▸ **Figure record extracts**:

--------------------------------

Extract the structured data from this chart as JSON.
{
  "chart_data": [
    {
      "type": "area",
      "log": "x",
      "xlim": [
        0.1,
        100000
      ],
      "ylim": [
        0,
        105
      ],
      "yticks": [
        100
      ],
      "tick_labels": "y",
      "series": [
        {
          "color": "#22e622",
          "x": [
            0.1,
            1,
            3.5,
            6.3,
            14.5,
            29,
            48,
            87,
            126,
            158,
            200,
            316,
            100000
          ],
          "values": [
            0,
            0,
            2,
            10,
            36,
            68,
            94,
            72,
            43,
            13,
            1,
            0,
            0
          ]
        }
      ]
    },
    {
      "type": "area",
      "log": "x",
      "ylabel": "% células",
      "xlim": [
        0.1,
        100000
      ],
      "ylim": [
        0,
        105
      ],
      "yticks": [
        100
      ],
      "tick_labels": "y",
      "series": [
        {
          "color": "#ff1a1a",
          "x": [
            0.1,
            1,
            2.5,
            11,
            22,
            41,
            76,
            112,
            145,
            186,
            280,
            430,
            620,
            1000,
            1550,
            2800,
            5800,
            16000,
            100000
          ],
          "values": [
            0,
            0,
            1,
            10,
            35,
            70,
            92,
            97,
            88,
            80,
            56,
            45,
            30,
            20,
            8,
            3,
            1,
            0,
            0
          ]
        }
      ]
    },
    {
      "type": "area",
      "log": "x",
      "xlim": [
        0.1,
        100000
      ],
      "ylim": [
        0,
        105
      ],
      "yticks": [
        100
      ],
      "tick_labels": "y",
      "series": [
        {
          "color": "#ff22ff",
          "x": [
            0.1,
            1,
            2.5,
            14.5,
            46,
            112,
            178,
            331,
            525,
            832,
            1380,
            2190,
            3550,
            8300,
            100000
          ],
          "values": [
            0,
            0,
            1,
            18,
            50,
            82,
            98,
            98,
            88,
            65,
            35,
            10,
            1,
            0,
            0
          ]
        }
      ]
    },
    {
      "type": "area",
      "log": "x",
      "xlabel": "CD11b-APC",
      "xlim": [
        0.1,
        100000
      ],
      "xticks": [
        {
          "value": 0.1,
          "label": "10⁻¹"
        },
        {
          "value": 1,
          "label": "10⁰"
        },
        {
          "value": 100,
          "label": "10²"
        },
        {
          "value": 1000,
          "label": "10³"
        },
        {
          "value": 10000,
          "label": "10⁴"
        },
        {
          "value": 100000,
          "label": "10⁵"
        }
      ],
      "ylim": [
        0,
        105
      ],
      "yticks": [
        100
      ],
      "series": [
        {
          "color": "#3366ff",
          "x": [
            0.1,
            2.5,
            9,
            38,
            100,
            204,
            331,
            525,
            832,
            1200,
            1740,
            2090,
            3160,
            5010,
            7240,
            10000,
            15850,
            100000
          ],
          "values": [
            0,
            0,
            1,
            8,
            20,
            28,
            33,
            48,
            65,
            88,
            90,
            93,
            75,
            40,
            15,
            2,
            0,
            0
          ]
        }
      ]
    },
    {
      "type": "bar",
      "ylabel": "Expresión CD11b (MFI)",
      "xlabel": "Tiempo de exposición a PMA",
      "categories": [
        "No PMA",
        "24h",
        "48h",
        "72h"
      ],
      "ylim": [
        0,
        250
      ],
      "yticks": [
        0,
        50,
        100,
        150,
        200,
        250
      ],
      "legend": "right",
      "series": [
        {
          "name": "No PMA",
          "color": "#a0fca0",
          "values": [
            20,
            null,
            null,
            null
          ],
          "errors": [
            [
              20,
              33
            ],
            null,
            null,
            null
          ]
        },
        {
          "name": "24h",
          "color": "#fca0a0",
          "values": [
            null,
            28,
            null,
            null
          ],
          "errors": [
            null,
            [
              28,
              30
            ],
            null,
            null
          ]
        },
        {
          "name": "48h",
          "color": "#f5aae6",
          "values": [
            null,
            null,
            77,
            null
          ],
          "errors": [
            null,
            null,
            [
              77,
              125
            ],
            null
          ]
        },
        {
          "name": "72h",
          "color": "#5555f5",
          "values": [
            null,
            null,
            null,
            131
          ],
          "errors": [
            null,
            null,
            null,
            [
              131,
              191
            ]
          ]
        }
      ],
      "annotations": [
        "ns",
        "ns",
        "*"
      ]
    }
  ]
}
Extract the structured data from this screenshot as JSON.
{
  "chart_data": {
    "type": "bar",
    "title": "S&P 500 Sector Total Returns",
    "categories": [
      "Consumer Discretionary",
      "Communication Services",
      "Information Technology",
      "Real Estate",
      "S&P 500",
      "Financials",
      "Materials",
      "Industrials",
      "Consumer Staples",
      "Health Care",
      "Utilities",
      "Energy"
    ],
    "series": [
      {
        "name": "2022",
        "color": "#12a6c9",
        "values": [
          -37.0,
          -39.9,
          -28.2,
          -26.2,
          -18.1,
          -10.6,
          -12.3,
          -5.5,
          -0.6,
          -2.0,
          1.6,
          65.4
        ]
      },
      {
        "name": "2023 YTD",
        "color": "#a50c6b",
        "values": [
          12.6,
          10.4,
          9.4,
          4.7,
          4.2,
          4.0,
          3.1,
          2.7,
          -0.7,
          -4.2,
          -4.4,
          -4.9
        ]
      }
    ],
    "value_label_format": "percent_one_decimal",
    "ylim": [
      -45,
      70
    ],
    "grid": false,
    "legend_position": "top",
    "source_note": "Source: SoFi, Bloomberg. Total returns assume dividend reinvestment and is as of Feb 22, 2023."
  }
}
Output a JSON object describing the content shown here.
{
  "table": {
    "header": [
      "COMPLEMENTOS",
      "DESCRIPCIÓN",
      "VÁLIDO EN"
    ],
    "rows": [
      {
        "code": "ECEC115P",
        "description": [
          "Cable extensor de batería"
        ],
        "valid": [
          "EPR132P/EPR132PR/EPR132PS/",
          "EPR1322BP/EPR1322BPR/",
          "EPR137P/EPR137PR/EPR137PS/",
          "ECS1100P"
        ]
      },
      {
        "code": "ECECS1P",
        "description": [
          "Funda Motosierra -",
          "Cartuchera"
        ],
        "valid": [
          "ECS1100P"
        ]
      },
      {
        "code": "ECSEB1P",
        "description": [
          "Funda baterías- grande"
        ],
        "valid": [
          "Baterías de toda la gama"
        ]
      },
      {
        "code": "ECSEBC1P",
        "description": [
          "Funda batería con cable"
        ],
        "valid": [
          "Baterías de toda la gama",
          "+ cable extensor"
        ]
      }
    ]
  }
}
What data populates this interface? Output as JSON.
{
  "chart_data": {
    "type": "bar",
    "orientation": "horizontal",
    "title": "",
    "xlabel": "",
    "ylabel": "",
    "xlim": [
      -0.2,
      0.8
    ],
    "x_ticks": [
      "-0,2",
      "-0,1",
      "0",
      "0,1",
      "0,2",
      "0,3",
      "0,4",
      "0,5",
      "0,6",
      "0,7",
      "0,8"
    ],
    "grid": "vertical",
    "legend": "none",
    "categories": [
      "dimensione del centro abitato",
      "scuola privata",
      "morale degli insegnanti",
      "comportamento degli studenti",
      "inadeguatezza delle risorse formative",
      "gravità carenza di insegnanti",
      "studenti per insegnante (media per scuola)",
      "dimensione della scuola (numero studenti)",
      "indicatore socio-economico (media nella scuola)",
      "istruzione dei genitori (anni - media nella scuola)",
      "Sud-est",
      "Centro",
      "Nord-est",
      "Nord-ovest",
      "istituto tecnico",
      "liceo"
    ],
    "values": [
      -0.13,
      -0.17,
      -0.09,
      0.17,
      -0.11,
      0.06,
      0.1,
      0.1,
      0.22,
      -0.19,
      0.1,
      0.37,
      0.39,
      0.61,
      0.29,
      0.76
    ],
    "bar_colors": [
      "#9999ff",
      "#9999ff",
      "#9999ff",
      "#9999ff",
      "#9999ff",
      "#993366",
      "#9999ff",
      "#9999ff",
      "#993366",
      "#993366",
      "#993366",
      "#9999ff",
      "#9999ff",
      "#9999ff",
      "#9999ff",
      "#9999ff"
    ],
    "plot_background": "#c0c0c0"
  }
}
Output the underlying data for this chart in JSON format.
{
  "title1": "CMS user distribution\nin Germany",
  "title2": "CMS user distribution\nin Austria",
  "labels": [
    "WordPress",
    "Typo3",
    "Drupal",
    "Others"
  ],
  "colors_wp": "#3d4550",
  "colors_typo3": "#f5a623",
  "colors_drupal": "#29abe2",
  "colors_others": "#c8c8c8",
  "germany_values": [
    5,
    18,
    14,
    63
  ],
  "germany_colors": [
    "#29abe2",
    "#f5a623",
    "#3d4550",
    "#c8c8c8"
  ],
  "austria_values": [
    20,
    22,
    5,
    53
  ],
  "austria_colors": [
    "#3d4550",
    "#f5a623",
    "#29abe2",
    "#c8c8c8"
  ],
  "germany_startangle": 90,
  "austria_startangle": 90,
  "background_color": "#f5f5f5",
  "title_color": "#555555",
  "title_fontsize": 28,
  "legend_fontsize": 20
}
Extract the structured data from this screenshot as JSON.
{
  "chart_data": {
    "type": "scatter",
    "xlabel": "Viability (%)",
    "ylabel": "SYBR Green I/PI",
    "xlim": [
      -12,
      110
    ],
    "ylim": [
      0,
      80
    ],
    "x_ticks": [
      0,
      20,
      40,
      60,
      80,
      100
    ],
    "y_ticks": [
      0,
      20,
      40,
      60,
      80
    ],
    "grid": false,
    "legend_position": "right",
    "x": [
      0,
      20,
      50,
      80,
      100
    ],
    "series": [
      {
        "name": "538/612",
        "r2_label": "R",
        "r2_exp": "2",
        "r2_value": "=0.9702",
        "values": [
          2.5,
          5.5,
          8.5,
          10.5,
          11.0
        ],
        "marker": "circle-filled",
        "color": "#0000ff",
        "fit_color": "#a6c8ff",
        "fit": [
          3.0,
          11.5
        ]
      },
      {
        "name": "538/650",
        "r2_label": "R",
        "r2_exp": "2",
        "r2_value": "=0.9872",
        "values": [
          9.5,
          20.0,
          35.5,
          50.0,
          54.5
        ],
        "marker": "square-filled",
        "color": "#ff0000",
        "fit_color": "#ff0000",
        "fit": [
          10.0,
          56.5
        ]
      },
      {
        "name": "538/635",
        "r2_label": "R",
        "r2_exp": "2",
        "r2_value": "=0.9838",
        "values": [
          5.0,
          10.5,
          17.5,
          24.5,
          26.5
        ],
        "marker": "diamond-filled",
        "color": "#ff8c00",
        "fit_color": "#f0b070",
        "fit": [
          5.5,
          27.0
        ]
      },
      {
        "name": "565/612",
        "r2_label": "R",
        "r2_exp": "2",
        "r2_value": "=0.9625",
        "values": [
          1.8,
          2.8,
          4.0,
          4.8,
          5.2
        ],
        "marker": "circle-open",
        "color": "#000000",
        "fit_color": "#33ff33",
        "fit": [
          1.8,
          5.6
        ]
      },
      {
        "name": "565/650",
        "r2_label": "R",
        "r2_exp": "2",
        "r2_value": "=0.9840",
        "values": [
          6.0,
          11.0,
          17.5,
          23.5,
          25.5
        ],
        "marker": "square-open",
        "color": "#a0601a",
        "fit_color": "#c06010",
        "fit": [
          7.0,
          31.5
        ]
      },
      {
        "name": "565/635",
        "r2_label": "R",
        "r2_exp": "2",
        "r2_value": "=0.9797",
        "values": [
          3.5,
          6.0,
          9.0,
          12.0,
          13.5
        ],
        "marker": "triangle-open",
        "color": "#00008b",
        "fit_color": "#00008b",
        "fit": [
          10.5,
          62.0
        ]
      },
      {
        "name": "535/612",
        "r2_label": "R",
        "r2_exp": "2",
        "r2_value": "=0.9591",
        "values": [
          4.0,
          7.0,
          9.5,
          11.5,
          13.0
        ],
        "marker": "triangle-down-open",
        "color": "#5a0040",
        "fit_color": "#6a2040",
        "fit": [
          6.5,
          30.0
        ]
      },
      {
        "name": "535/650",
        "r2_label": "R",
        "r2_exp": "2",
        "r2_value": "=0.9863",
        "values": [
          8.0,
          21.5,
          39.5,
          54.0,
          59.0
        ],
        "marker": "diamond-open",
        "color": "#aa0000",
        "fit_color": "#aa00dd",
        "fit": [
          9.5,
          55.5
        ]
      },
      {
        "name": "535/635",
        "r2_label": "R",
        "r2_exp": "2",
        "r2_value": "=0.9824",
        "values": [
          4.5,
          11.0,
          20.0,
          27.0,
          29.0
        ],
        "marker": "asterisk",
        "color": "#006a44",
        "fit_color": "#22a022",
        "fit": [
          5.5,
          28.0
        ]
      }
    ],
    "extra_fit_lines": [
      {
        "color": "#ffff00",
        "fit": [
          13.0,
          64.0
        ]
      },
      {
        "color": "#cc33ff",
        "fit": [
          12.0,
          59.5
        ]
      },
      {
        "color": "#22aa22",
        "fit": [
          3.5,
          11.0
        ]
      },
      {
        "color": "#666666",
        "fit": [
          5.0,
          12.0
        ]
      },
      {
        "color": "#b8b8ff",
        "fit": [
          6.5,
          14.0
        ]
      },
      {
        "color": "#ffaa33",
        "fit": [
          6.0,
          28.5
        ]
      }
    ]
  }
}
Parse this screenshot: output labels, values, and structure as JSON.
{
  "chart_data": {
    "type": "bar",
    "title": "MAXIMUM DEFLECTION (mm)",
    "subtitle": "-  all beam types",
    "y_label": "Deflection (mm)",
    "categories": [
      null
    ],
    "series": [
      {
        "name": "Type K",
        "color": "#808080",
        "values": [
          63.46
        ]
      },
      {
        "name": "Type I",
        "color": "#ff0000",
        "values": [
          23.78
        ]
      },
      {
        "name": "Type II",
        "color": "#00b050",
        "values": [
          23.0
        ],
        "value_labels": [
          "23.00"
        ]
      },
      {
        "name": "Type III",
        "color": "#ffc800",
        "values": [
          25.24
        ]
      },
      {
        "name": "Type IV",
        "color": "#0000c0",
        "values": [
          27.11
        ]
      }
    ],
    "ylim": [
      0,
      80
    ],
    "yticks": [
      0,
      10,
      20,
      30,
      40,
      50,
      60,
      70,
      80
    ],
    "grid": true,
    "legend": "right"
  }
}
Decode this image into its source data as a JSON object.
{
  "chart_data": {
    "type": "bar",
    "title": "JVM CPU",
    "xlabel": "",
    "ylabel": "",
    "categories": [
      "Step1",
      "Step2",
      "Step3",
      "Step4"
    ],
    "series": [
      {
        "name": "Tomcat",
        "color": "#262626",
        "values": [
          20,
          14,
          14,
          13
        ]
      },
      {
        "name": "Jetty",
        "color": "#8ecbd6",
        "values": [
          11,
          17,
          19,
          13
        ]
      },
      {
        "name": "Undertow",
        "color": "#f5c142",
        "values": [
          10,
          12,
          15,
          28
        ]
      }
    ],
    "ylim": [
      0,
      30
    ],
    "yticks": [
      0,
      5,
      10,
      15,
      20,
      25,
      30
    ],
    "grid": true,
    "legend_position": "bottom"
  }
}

--------------------------------

▸ **Exercise**: Select the lines that carry the string "insegnanti" and copy them.

▸ **Written answer**:
      "morale degli insegnanti",
      "gravità carenza di insegnanti",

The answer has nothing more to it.